* _GIVEN EXERCISE_: Make an exact copy of all the data.
● ● ●
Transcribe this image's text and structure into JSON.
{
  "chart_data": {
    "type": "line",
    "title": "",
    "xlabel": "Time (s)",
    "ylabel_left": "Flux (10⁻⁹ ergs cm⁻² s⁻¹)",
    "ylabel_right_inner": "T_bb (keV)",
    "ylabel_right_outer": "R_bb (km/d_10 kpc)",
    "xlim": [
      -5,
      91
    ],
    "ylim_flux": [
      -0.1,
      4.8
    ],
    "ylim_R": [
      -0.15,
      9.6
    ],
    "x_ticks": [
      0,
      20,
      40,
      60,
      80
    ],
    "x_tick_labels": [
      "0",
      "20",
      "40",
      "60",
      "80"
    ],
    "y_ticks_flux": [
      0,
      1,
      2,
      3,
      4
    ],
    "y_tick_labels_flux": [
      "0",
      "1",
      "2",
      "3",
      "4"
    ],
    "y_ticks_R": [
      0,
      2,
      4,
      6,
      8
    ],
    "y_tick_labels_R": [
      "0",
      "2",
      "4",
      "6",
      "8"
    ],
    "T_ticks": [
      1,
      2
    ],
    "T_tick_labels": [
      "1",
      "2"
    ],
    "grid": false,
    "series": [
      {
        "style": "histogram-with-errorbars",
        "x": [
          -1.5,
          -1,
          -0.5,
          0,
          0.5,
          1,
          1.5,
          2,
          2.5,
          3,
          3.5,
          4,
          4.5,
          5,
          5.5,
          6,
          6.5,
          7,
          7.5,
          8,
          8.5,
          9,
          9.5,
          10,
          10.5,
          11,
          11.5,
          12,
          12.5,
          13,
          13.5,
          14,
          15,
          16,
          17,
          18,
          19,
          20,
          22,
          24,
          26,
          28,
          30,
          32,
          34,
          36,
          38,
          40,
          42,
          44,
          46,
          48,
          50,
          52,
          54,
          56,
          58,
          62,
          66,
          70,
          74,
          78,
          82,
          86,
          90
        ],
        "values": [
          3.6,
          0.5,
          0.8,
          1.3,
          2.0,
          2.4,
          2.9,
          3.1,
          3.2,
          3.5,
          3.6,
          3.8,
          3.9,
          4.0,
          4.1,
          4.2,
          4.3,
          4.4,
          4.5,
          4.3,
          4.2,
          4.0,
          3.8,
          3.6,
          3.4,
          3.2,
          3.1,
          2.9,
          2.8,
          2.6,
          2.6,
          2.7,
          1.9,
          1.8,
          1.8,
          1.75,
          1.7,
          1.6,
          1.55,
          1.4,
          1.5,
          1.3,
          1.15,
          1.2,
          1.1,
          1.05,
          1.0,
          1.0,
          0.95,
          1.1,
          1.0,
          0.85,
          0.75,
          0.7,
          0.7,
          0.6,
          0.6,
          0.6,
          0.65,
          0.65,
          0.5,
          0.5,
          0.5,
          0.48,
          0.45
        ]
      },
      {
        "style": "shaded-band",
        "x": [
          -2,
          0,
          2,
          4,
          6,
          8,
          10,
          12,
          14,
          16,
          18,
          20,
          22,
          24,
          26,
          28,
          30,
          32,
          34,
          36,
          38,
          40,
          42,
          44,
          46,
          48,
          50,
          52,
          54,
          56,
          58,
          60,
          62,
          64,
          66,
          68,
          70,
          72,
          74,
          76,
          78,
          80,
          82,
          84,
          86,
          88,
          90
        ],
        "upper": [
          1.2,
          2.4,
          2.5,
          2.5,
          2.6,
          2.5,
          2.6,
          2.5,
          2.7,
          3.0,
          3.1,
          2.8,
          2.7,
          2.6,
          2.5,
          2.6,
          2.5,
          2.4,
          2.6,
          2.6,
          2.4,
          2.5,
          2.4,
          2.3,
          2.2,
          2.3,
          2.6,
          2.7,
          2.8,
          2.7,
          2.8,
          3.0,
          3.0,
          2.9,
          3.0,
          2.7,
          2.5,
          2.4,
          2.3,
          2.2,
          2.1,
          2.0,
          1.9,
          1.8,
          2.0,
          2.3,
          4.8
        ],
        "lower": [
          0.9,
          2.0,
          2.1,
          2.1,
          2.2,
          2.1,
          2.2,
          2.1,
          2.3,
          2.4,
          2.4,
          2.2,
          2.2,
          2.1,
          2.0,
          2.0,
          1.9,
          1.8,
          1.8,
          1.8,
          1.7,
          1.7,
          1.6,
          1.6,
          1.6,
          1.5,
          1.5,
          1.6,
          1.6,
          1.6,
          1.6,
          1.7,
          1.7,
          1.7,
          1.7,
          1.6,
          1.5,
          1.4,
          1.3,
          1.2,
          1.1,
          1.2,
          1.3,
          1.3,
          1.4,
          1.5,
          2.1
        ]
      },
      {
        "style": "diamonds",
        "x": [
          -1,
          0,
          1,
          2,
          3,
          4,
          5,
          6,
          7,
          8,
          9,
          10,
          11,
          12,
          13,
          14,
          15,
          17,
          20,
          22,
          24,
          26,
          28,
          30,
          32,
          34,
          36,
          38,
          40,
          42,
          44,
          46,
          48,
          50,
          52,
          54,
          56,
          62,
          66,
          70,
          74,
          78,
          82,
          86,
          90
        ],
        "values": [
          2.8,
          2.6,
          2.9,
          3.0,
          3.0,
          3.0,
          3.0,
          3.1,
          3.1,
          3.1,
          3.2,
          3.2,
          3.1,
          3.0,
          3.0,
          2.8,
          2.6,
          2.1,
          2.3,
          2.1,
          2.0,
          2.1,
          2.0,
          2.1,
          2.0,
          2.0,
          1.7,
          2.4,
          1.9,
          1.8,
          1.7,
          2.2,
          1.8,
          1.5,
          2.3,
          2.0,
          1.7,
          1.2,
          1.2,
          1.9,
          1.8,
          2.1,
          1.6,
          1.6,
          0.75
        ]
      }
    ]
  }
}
● ● ●
* _WRITTEN ANSWER_:
Transcribe this image's text and structure into JSON.
{
  "chart_data": {
    "type": "line",
    "title": "",
    "xlabel": "Time (s)",
    "ylabel_left": "Flux (10⁻⁹ ergs cm⁻² s⁻¹)",
    "ylabel_right_inner": "T_bb (keV)",
    "ylabel_right_outer": "R_bb (km/d_10 kpc)",
    "xlim": [
      -5,
      91
    ],
    "ylim_flux": [
      -0.1,
      4.8
    ],
    "ylim_R": [
      -0.15,
      9.6
    ],
    "x_ticks": [
      0,
      20,
      40,
      60,
      80
    ],
    "x_tick_labels": [
      "0",
      "20",
      "40",
      "60",
      "80"
    ],
    "y_ticks_flux": [
      0,
      1,
      2,
      3,
      4
    ],
    "y_tick_labels_flux": [
      "0",
      "1",
      "2",
      "3",
      "4"
    ],
    "y_ticks_R": [
      0,
      2,
      4,
      6,
      8
    ],
    "y_tick_labels_R": [
      "0",
      "2",
      "4",
      "6",
      "8"
    ],
    "T_ticks": [
      1,
      2
    ],
    "T_tick_labels": [
      "1",
      "2"
    ],
    "grid": false,
    "series": [
      {
        "style": "histogram-with-errorbars",
        "x": [
          -1.5,
          -1,
          -0.5,
          0,
          0.5,
          1,
          1.5,
          2,
          2.5,
          3,
          3.5,
          4,
          4.5,
          5,
          5.5,
          6,
          6.5,
          7,
          7.5,
          8,
          8.5,
          9,
          9.5,
          10,
          10.5,
          11,
          11.5,
          12,
          12.5,
          13,
          13.5,
          14,
          15,
          16,
          17,
          18,
          19,
          20,
          22,
          24,
          26,
          28,
          30,
          32,
          34,
          36,
          38,
          40,
          42,
          44,
          46,
          48,
          50,
          52,
          54,
          56,
          58,
          62,
          66,
          70,
          74,
          78,
          82,
          86,
          90
        ],
        "values": [
          3.6,
          0.5,
          0.8,
          1.3,
          2.0,
          2.4,
          2.9,
          3.1,
          3.2,
          3.5,
          3.6,
          3.8,
          3.9,
          4.0,
          4.1,
          4.2,
          4.3,
          4.4,
          4.5,
          4.3,
          4.2,
          4.0,
          3.8,
          3.6,
          3.4,
          3.2,
          3.1,
          2.9,
          2.8,
          2.6,
          2.6,
          2.7,
          1.9,
          1.8,
          1.8,
          1.75,
          1.7,
          1.6,
          1.55,
          1.4,
          1.5,
          1.3,
          1.15,
          1.2,
          1.1,
          1.05,
          1.0,
          1.0,
          0.95,
          1.1,
          1.0,
          0.85,
          0.75,
          0.7,
          0.7,
          0.6,
          0.6,
          0.6,
          0.65,
          0.65,
          0.5,
          0.5,
          0.5,
          0.48,
          0.45
        ]
      },
      {
        "style": "shaded-band",
        "x": [
          -2,
          0,
          2,
          4,
          6,
          8,
          10,
          12,
          14,
          16,
          18,
          20,
          22,
          24,
          26,
          28,
          30,
          32,
          34,
          36,
          38,
          40,
          42,
          44,
          46,
          48,
          50,
          52,
          54,
          56,
          58,
          60,
          62,
          64,
          66,
          68,
          70,
          72,
          74,
          76,
          78,
          80,
          82,
          84,
          86,
          88,
          90
        ],
        "upper": [
          1.2,
          2.4,
          2.5,
          2.5,
          2.6,
          2.5,
          2.6,
          2.5,
          2.7,
          3.0,
          3.1,
          2.8,
          2.7,
          2.6,
          2.5,
          2.6,
          2.5,
          2.4,
          2.6,
          2.6,
          2.4,
          2.5,
          2.4,
          2.3,
          2.2,
          2.3,
          2.6,
          2.7,
          2.8,
          2.7,
          2.8,
          3.0,
          3.0,
          2.9,
          3.0,
          2.7,
          2.5,
          2.4,
          2.3,
          2.2,
          2.1,
          2.0,
          1.9,
          1.8,
          2.0,
          2.3,
          4.8
        ],
        "lower": [
          0.9,
          2.0,
          2.1,
          2.1,
          2.2,
          2.1,
          2.2,
          2.1,
          2.3,
          2.4,
          2.4,
          2.2,
          2.2,
          2.1,
          2.0,
          2.0,
          1.9,
          1.8,
          1.8,
          1.8,
          1.7,
          1.7,
          1.6,
          1.6,
          1.6,
          1.5,
          1.5,
          1.6,
          1.6,
          1.6,
          1.6,
          1.7,
          1.7,
          1.7,
          1.7,
          1.6,
          1.5,
          1.4,
          1.3,
          1.2,
          1.1,
          1.2,
          1.3,
          1.3,
          1.4,
          1.5,
          2.1
        ]
      },
      {
        "style": "diamonds",
        "x": [
          -1,
          0,
          1,
          2,
          3,
          4,
          5,
          6,
          7,
          8,
          9,
          10,
          11,
          12,
          13,
          14,
          15,
          17,
          20,
          22,
          24,
          26,
          28,
          30,
          32,
          34,
          36,
          38,
          40,
          42,
          44,
          46,
          48,
          50,
          52,
          54,
          56,
          62,
          66,
          70,
          74,
          78,
          82,
          86,
          90
        ],
        "values": [
          2.8,
          2.6,
          2.9,
          3.0,
          3.0,
          3.0,
          3.0,
          3.1,
          3.1,
          3.1,
          3.2,
          3.2,
          3.1,
          3.0,
          3.0,
          2.8,
          2.6,
          2.1,
          2.3,
          2.1,
          2.0,
          2.1,
          2.0,
          2.1,
          2.0,
          2.0,
          1.7,
          2.4,
          1.9,
          1.8,
          1.7,
          2.2,
          1.8,
          1.5,
          2.3,
          2.0,
          1.7,
          1.2,
          1.2,
          1.9,
          1.8,
          2.1,
          1.6,
          1.6,
          0.75
        ]
      }
    ]
  }
}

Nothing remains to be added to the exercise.